--- ЗАДАНИЕ A ---
Какие две философии, согласно статье о Гуссерле, напряженно взаимодействуют на протяжении истории философии?
--- ЗАДАНИЕ B ---
Продолжите статью о Гуссерле, начав сразу после ее последнего предложения.

--- СТАТЬЯ ---
■ ■ ■ ■ ■

Но у трансцендентализма отсутствует метод, позволивший бы совершить этот путь к «совершенно новой научности», которым по замыслу Гуссерля должна стать его феноменология. «С момента появления «теории познания» и первых серьезных попыток проведения трансцендентальной философии вся история философии становится историей напряженного взаимодействия между объективистской и трансцендентальной философией, историей нескончаемых попыток, с одной стороны, сохранить объективизм и придать ему новый облик, а с другой — попыток трансцендентализма совладать с теми трудностями, которые влечет за собой идея трансцендентальной субъективности и требуемый ею метод. Крайне важно прояснить исток этой внутренней расщепленности философского развития и проанализировать последние мотивы этого радикального превращения идеи философии».
Таковые Гуссерль находит у Декарта.

■ ■ ■ ■ ■

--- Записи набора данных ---
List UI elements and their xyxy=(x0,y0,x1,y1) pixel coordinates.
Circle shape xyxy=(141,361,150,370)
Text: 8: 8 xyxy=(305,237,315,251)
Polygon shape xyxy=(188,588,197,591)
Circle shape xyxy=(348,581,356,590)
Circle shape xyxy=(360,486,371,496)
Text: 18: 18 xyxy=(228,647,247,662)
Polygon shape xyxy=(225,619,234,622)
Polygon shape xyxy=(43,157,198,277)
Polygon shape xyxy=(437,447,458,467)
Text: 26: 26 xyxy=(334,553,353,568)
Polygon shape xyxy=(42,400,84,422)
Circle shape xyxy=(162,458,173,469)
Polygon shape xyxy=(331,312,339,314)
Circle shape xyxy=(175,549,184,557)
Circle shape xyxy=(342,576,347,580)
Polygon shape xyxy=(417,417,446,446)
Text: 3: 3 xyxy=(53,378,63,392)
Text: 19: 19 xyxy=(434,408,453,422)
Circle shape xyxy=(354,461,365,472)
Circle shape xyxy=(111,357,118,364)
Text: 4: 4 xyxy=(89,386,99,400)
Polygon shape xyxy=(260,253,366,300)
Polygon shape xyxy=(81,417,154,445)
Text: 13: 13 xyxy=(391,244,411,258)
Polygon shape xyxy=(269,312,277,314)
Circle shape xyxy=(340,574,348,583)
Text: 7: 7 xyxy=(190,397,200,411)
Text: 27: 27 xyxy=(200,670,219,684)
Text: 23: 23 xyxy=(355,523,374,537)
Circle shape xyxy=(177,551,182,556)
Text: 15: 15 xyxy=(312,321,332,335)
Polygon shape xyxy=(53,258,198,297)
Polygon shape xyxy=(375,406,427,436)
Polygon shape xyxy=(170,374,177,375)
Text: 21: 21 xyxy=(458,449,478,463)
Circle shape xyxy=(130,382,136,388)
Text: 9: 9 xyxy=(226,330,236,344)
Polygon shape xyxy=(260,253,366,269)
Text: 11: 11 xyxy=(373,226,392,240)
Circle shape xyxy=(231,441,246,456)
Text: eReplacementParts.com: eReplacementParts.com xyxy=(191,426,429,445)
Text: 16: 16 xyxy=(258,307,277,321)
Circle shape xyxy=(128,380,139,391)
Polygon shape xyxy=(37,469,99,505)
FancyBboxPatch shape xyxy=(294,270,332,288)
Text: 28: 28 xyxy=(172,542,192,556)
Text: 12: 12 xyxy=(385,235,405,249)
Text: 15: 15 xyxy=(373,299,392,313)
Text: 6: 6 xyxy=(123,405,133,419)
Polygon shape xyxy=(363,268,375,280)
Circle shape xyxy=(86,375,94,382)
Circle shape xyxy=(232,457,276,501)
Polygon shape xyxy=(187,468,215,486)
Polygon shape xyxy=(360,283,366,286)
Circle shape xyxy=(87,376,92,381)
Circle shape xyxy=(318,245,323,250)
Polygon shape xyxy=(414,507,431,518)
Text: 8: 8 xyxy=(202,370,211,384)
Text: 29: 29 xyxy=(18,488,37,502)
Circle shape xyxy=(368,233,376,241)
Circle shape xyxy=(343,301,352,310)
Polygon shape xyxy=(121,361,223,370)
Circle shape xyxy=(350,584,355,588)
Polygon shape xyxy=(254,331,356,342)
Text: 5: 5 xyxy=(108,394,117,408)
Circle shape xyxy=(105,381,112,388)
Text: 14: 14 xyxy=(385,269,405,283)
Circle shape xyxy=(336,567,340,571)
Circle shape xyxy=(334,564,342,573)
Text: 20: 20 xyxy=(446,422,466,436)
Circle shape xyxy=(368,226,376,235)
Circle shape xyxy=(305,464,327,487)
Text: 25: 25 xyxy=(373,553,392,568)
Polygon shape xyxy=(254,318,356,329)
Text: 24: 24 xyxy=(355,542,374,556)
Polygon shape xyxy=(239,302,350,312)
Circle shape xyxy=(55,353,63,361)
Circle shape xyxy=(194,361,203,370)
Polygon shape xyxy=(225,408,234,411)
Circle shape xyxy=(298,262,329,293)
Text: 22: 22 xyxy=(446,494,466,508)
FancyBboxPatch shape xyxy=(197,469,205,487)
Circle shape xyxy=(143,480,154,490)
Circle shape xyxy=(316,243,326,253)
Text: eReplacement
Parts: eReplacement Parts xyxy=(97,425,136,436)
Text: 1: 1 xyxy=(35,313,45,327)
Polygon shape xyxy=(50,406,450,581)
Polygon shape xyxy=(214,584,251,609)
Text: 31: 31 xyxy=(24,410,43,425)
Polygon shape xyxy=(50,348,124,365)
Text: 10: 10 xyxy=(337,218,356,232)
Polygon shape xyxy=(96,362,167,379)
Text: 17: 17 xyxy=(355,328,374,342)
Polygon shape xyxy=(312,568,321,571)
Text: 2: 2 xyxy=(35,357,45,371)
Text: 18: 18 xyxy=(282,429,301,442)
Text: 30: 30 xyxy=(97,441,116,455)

■ ■ ■ ■ ■

--- ОТВЕТ К УПРАЖНЕНИЮ A ---
Объективистская и трансцендентальная философия.

--- ОТВЕТ К УПРАЖНЕНИЮ B ---
1. Радикальный скептицизм, несвойственный античному скептицизу: «человеческое познание не может простираться дальше соотносимых с субъектом явлений. Здесь вроде бы имелась возможность провести радикализм и дальше (например, исходя из двусмысленного положения Горгия «Ничто не существует»), но в действительности дело до этого никогда не доходило».На мой взгляд, однако, следует, наверно говорить, не о более радикальном а о более ПОСЛЕДОВАТЕЛЬНОМ скептицизме Декарта, как раз и имея ввиду Горгия, в подобное объяснение точнее вписываются традиция Галилея с его рядами последовательно усовершенствующихся гельштатов, и в частности критику античности Ф. Бекона: «Два пути существуют и могут существовать для отыскания и открытия истины. Один воспаряет от ощущений и частностей к наиболее общим аксиомам и, идя от этих оснований и их непоколебимой истинности, обсуждает и открывает средние аксиомы. Этим путем и пользуются ныне. Другой же путь выводит аксиомы из ощущений и частностей, поднимаясь непрерывно и постепенно, пока наконец не приходит к наиболее общим аксиомам. Это путь истинный, но не испытанный» (Новый органон. Ч.I).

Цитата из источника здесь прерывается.